____ Record excerpts

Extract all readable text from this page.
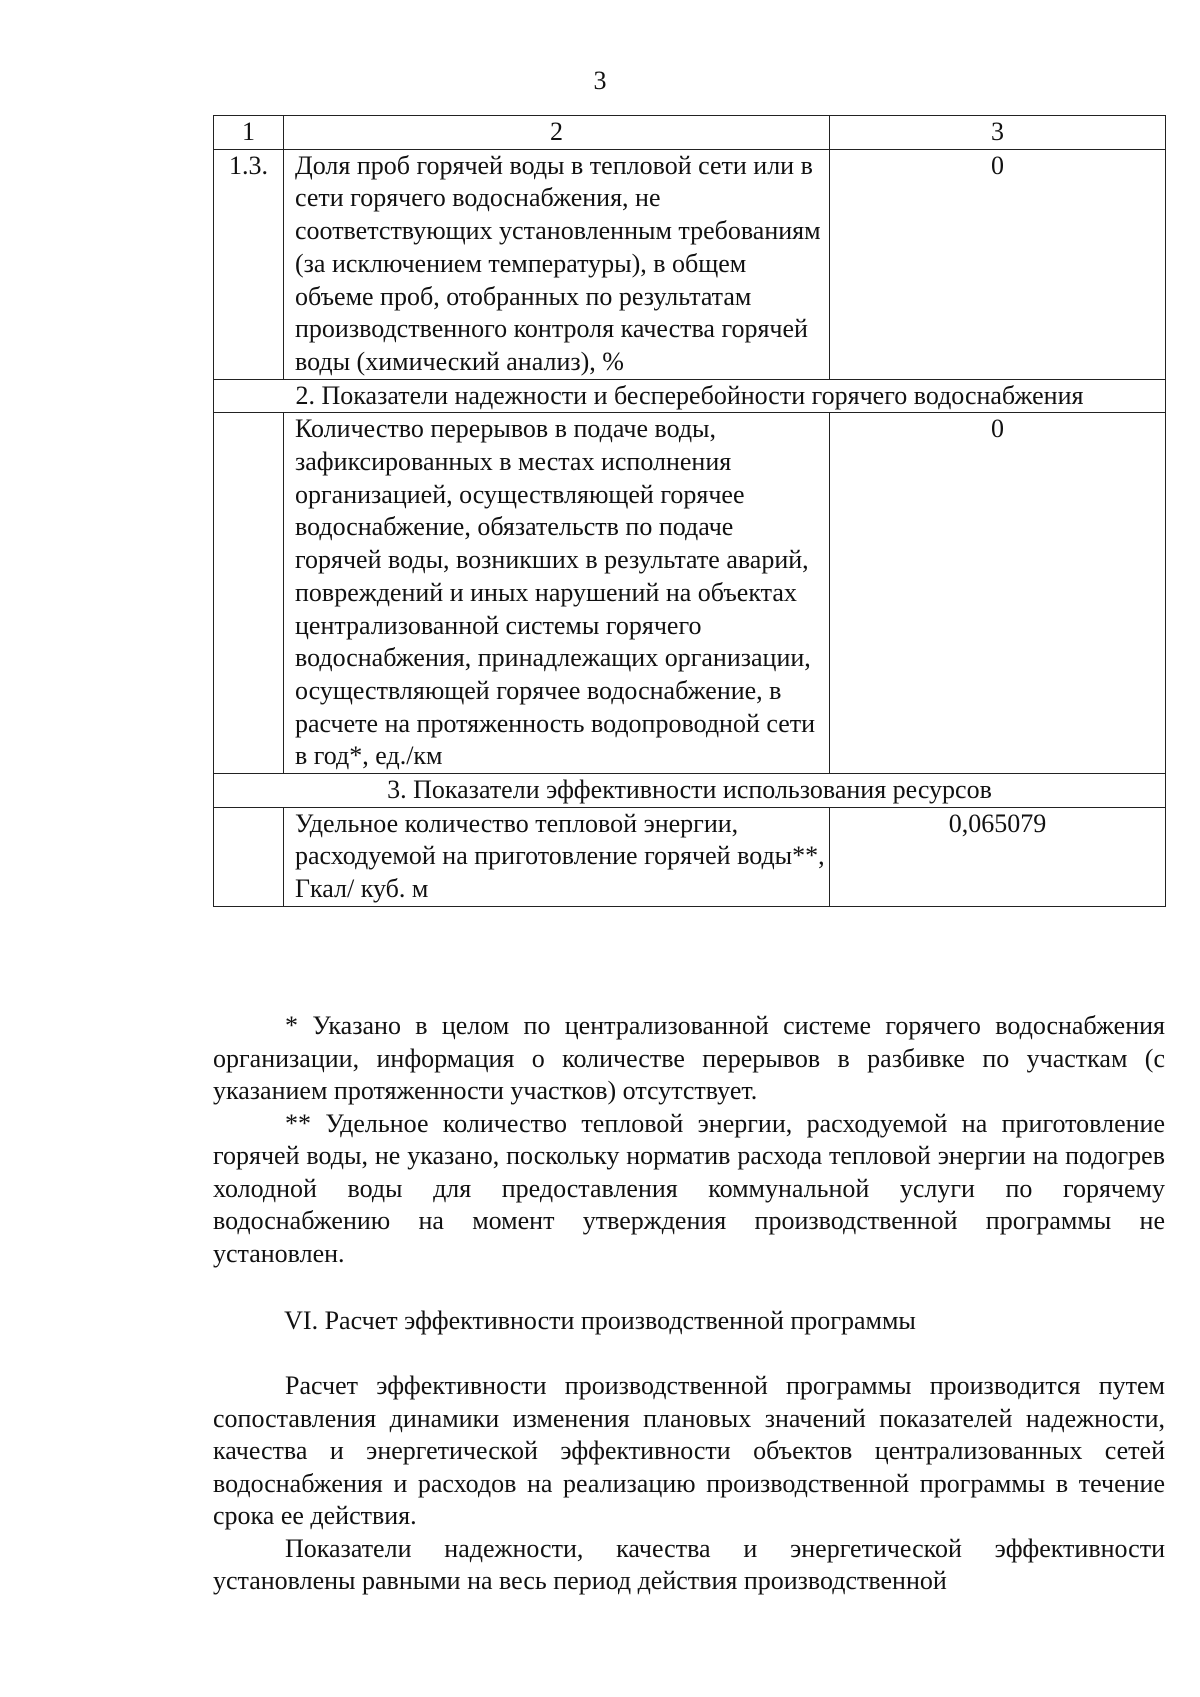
3
1	2	3
1.3.	Доля проб горячей воды в тепловой сети или в сети горячего водоснабжения, не соответствующих установленным требованиям (за исключением температуры), в общем объеме проб, отобранных по результатам производственного контроля качества горячей воды (химический анализ), %	0
2. Показатели надежности и бесперебойности горячего водоснабжения		
	Количество перерывов в подаче воды, зафиксированных в местах исполнения организацией, осуществляющей горячее водоснабжение, обязательств по подаче горячей воды, возникших в результате аварий, повреждений и иных нарушений на объектах централизованной системы горячего водоснабжения, принадлежащих организации, осуществляющей горячее водоснабжение, в расчете на протяженность водопроводной сети в год*, ед./км	0
3. Показатели эффективности использования ресурсов		
	Удельное количество тепловой энергии, расходуемой на приготовление горячей воды**, Гкал/ куб. м	0,065079

* Указано в целом по централизованной системе горячего водоснабжения организации, информация о количестве перерывов в разбивке по участкам (с указанием протяженности участков) отсутствует.

** Удельное количество тепловой энергии, расходуемой на приготовление горячей воды, не указано, поскольку норматив расхода тепловой энергии на подогрев холодной воды для предоставления коммунальной услуги по горячему водоснабжению на момент утверждения производственной программы не установлен.

VI. Расчет эффективности производственной программы

Расчет эффективности производственной программы производится путем сопоставления динамики изменения плановых значений показателей надежности, качества и энергетической эффективности объектов централизованных сетей водоснабжения и расходов на реализацию производственной программы в течение срока ее действия.

Показатели надежности, качества и энергетической эффективности установлены равными на весь период действия производственной
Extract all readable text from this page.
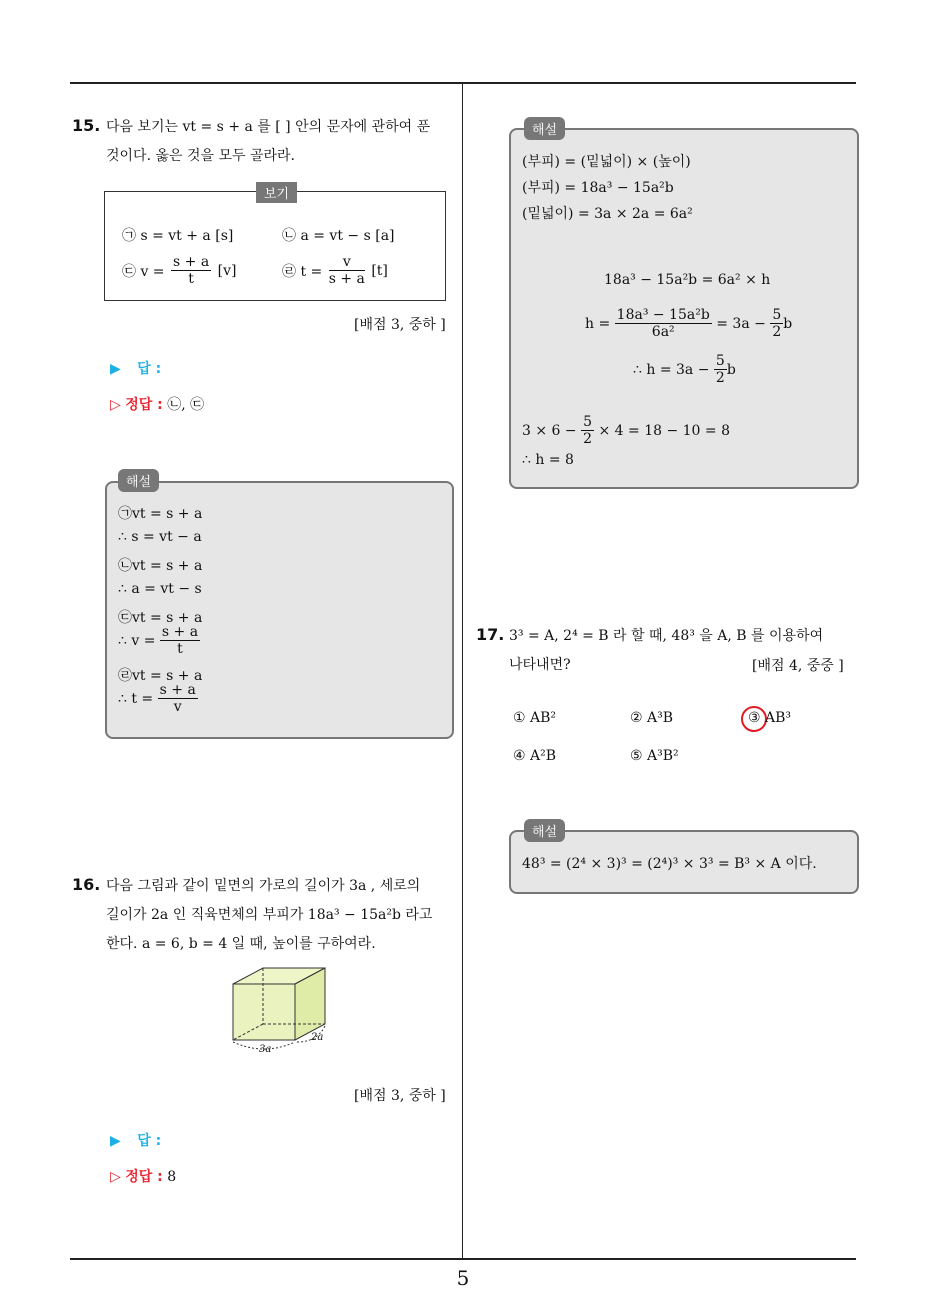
15. 다음 보기는 vt = s + a 를 [ ] 안의 문자에 관하여 푼
것이다. 옳은 것을 모두 골라라.
보기
㉠ s = vt + a [s]	㉡ a = vt − s [a]
㉢ $v = \frac{s + a}{t} [v]$	㉣ $t = \frac{v}{s + a} [t]$
[배점 3, 중하 ]
▶ 답 :
▷ 정답 : ㉡, ㉢
해설
㉠vt = s + a
∴ s = vt − a
㉡vt = s + a
∴ a = vt − s
㉢vt = s + a
∴ $v = \frac{s + a}{t}$
㉣vt = s + a
∴ $t = \frac{s + a}{v}$
16. 다음 그림과 같이 밑면의 가로의 길이가 3a , 세로의
길이가 2a 인 직육면체의 부피가 18a³ − 15a²b 라고
한다. a = 6, b = 4 일 때, 높이를 구하여라.
3a
2a
[배점 3, 중하 ]
▶ 답 :
▷ 정답 : 8
해설
(부피) = (밑넓이) × (높이)
(부피) = 18a³ − 15a²b
(밑넓이) = 3a × 2a = 6a²
18a³ − 15a²b = 6a² × h
$h = \frac{\text{18a³ − 15a²b}}{\text{6a²}} = 3a - \frac{5}{2}$ b
∴ $h = 3a - \frac{5}{2}$ b
$3 \times 6 - \frac{5}{2} \times 4 = 18 - 10 = 8$
∴ h = 8
17. 3³ = A, 2⁴ = B 라 할 때, 48³ 을 A, B 를 이용하여
나타내면?	[배점 4, 중중 ]
① AB²	② A³B	③ AB³
④ A²B	⑤ A³B²
해설
48³ = (2⁴ × 3)³ = (2⁴)³ × 3³ = B³ × A 이다.
5
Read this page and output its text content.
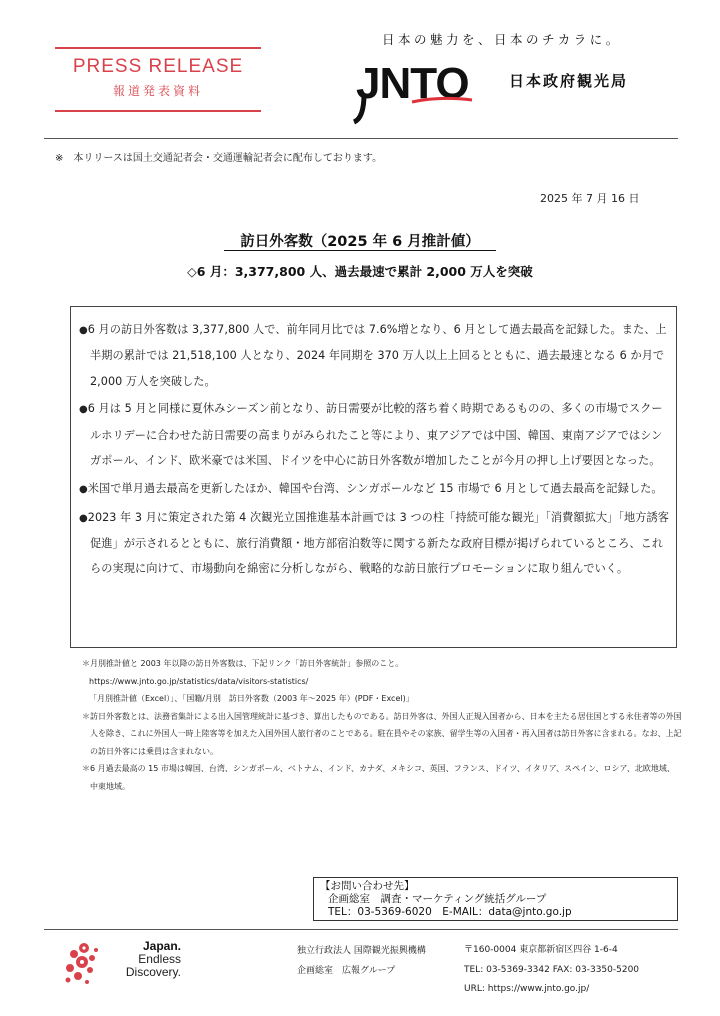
PRESS RELEASE
報道発表資料
日本の魅力を、日本のチカラに。
JNTO	日本政府観光局
※　本リリースは国土交通記者会・交通運輸記者会に配布しております。
2025 年 7 月 16 日
訪日外客数（2025 年 6 月推計値）
◇6 月：3,377,800 人、過去最速で累計 2,000 万人を突破
● 6 月の訪日外客数は 3,377,800 人で、前年同月比では 7.6%増となり、6 月として過去最高を記録した。また、上半期の累計では 21,518,100 人となり、2024 年同期を 370 万人以上上回るとともに、過去最速となる 6 か月で 2,000 万人を突破した。
● 6 月は 5 月と同様に夏休みシーズン前となり、訪日需要が比較的落ち着く時期であるものの、多くの市場でスクールホリデーに合わせた訪日需要の高まりがみられたこと等により、東アジアでは中国、韓国、東南アジアではシンガポール、インド、欧米豪では米国、ドイツを中心に訪日外客数が増加したことが今月の押し上げ要因となった。
● 米国で単月過去最高を更新したほか、韓国や台湾、シンガポールなど 15 市場で 6 月として過去最高を記録した。
● 2023 年 3 月に策定された第 4 次観光立国推進基本計画では 3 つの柱「持続可能な観光」「消費額拡大」「地方誘客促進」が示されるとともに、旅行消費額・地方部宿泊数等に関する新たな政府目標が掲げられているところ、これらの実現に向けて、市場動向を綿密に分析しながら、戦略的な訪日旅行プロモーションに取り組んでいく。

＊月別推計値と 2003 年以降の訪日外客数は、下記リンク「訪日外客統計」参照のこと。

https://www.jnto.go.jp/statistics/data/visitors-statistics/

「月別推計値（Excel）」、「国籍/月別　訪日外客数（2003 年～2025 年）(PDF・Excel)」

＊訪日外客数とは、法務省集計による出入国管理統計に基づき、算出したものである。訪日外客は、外国人正規入国者から、日本を主たる居住国とする永住者等の外国人を除き、これに外国人一時上陸客等を加えた入国外国人旅行者のことである。駐在員やその家族、留学生等の入国者・再入国者は訪日外客に含まれる。なお、上記の訪日外客には乗員は含まれない。

＊6 月過去最高の 15 市場は韓国、台湾、シンガポール、ベトナム、インド、カナダ、メキシコ、英国、フランス、ドイツ、イタリア、スペイン、ロシア、北欧地域、中東地域。

【お問い合わせ先】
企画総室　調査・マーケティング統括グループ
TEL：03-5369-6020　E-MAIL：data@jnto.go.jp
Japan.
Endless
Discovery.
独立行政法人 国際観光振興機構
企画総室　広報グループ
〒160-0004 東京都新宿区四谷 1-6-4
TEL: 03-5369-3342 FAX: 03-3350-5200
URL: https://www.jnto.go.jp/
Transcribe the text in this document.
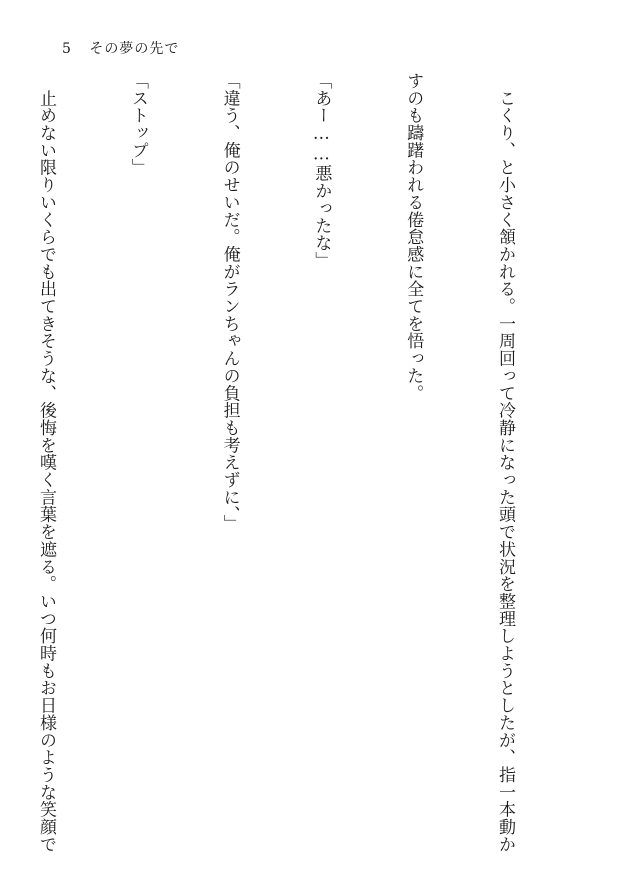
5 その夢の先で

　こくり、と小さく頷かれる。一周回って冷静になった頭で状況を整理しようとしたが、指一本動か

すのも躊躇われる倦怠感に全てを悟った。

「あー……悪かったな」

「違う、俺のせいだ。俺がランちゃんの負担も考えずに、」

「ストップ」

　止めない限りいくらでも出てきそうな、後悔を嘆く言葉を遮る。いつ何時もお日様のような笑顔で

________

• **Stated goal**
State the number of lines that contain the string "月として過去最高を記録した", with no other words.

• **Output for this exercise**
2